--- BEGIN ---

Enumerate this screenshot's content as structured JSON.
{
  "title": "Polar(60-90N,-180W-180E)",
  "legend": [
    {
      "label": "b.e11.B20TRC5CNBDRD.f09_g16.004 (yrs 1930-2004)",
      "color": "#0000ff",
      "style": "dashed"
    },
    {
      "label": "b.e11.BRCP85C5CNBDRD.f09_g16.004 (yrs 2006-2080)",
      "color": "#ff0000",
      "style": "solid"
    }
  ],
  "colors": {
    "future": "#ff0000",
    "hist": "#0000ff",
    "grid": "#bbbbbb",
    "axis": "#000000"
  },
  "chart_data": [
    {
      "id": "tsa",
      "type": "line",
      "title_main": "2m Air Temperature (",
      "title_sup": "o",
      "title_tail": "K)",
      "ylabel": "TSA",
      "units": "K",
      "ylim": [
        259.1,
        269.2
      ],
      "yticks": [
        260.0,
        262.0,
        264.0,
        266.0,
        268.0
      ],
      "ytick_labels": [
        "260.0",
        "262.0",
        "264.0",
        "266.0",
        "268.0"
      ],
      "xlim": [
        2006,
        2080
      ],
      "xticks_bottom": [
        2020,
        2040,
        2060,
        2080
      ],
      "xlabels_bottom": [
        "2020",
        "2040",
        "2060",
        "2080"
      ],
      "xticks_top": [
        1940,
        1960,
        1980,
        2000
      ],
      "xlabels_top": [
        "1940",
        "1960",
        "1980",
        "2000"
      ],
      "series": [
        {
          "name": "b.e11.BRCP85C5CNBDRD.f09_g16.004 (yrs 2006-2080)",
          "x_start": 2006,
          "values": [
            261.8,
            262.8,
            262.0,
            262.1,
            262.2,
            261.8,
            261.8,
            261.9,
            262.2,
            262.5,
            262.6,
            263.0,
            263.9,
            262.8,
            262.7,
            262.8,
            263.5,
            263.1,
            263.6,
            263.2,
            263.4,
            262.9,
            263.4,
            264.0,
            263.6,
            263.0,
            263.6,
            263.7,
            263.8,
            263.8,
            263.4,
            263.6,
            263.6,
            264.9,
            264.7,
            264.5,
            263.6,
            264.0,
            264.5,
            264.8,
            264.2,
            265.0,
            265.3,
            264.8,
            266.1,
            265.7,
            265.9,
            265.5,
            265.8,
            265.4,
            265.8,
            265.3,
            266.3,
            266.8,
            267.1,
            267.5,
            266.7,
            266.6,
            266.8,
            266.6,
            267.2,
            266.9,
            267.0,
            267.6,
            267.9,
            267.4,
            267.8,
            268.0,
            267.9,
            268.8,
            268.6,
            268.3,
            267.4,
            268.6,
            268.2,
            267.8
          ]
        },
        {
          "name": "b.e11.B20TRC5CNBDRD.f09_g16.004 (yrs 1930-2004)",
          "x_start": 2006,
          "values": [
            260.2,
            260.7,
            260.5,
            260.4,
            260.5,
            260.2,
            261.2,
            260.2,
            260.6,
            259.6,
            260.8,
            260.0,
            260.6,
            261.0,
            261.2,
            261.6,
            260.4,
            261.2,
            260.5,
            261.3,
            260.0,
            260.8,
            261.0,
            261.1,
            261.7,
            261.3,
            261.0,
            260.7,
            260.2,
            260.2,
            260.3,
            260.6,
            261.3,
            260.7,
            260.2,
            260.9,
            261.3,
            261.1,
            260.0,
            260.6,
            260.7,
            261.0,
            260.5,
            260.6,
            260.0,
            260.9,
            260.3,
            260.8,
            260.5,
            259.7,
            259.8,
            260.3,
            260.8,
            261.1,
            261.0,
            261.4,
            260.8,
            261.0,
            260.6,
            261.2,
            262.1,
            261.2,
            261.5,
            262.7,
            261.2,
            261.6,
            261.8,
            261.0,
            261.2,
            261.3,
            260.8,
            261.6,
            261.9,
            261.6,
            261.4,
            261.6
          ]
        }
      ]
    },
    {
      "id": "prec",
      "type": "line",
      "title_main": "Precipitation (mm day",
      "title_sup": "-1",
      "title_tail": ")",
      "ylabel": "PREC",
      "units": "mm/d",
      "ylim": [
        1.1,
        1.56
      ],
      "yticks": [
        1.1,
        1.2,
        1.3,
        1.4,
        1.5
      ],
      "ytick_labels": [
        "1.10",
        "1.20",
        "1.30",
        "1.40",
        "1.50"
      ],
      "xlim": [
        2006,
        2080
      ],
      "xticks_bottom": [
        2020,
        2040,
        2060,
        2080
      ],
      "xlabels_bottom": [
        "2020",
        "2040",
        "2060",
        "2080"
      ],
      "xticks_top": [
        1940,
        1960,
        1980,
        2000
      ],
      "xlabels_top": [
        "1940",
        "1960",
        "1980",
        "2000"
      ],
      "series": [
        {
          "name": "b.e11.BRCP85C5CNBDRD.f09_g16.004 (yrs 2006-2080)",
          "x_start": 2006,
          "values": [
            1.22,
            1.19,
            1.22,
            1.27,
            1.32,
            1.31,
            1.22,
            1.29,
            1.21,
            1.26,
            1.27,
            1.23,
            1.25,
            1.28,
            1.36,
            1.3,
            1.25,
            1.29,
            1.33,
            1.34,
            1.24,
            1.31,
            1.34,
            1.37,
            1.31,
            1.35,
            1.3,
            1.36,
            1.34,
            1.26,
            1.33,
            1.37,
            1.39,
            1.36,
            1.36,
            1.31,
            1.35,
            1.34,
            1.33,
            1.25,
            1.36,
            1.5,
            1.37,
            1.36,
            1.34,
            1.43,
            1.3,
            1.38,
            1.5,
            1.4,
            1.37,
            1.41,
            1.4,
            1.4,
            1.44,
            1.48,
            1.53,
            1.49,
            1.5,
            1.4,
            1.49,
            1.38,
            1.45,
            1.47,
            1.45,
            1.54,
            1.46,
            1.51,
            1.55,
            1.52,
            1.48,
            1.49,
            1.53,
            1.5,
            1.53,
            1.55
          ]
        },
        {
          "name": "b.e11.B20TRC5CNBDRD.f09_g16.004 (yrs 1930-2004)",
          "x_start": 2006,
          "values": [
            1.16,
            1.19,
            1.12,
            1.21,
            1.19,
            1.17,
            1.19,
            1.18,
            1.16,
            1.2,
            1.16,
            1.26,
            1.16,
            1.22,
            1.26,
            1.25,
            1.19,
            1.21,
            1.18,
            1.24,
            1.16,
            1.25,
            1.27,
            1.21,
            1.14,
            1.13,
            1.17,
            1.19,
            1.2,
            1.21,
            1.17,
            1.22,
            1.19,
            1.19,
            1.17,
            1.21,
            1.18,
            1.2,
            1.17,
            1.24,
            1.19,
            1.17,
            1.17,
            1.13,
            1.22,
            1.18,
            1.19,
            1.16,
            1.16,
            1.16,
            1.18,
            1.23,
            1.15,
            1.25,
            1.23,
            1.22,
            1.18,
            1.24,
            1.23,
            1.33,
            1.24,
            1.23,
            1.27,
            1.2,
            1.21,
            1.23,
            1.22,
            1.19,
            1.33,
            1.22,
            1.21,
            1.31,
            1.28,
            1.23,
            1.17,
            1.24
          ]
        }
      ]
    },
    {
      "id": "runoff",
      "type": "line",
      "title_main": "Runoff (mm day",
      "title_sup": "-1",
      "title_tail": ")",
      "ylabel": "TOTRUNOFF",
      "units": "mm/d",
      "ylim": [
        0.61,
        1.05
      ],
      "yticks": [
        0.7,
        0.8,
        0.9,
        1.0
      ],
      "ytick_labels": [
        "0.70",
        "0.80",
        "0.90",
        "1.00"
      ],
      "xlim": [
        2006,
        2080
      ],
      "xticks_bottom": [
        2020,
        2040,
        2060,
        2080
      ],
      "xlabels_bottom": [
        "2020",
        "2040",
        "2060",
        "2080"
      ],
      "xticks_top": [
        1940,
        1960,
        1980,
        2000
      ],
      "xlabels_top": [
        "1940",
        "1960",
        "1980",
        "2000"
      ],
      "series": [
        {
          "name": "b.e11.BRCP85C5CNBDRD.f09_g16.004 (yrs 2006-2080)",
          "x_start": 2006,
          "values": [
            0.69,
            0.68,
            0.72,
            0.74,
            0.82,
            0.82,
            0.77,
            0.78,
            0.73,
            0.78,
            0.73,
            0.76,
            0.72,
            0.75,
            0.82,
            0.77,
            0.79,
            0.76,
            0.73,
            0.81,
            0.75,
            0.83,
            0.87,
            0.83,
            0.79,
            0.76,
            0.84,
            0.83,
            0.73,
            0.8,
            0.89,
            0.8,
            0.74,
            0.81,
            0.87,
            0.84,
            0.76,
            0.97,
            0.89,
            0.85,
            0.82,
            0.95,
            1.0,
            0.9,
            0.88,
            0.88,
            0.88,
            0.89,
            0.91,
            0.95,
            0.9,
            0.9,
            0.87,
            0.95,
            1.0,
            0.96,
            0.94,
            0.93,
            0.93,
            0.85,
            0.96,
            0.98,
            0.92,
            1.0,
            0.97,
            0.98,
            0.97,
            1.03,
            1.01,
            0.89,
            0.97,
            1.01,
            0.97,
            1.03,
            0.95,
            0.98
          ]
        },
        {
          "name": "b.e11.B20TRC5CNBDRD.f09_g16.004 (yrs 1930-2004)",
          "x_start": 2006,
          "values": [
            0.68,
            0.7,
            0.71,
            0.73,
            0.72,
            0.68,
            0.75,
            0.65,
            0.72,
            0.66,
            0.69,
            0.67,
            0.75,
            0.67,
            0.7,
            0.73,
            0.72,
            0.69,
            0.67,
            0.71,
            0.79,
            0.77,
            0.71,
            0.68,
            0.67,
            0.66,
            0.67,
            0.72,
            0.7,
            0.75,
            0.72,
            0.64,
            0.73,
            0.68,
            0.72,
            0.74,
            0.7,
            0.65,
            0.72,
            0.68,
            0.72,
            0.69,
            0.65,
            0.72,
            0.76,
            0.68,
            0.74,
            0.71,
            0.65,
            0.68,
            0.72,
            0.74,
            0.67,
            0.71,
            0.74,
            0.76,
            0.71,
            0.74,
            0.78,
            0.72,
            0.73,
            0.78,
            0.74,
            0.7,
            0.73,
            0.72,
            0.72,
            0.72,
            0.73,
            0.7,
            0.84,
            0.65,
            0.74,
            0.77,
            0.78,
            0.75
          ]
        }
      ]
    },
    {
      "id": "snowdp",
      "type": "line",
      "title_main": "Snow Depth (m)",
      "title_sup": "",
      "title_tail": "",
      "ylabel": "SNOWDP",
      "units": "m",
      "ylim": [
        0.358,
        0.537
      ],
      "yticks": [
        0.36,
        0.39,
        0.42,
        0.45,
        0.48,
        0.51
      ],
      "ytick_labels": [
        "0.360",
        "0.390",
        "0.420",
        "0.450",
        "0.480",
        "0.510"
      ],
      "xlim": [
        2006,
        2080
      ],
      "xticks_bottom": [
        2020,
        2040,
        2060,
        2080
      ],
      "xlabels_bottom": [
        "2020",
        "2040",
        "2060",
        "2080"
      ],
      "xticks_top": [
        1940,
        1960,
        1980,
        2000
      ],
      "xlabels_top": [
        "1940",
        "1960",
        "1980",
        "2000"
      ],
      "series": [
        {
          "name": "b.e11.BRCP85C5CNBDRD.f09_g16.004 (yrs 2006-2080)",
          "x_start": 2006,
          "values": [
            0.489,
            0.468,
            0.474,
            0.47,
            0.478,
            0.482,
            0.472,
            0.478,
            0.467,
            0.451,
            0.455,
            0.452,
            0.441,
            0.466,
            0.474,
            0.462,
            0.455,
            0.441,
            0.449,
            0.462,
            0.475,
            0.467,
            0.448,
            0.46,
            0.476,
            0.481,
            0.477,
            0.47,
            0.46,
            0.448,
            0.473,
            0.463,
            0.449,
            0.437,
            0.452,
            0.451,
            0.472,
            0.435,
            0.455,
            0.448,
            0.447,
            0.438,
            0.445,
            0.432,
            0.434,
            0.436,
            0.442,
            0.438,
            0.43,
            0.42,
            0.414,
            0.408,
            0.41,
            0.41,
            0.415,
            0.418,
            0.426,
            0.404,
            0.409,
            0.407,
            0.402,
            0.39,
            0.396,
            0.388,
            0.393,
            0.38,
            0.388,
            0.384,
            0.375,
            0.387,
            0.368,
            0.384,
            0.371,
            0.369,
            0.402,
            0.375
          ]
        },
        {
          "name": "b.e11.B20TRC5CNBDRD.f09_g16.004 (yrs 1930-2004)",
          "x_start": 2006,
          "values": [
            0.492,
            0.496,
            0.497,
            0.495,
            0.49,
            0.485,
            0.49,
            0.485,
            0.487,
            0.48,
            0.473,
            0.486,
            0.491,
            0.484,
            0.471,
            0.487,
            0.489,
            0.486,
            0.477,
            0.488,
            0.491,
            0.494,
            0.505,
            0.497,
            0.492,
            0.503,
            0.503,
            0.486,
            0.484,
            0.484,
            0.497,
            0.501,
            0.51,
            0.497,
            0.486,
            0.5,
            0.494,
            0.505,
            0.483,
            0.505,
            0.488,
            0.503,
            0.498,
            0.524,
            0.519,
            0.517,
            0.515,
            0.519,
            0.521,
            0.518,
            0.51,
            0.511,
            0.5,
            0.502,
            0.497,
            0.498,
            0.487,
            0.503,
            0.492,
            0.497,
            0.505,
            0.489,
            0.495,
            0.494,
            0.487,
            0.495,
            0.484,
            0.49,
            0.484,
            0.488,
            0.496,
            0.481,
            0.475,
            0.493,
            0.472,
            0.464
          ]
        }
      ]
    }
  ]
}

--- END ---

Exercise aim:
Which lines hold the word "ylabel"? Return all of them from the records above.

Answer to this exercise:
      "ylabel": "TSA",
      "ylabel": "PREC",
      "ylabel": "TOTRUNOFF",
      "ylabel": "SNOWDP",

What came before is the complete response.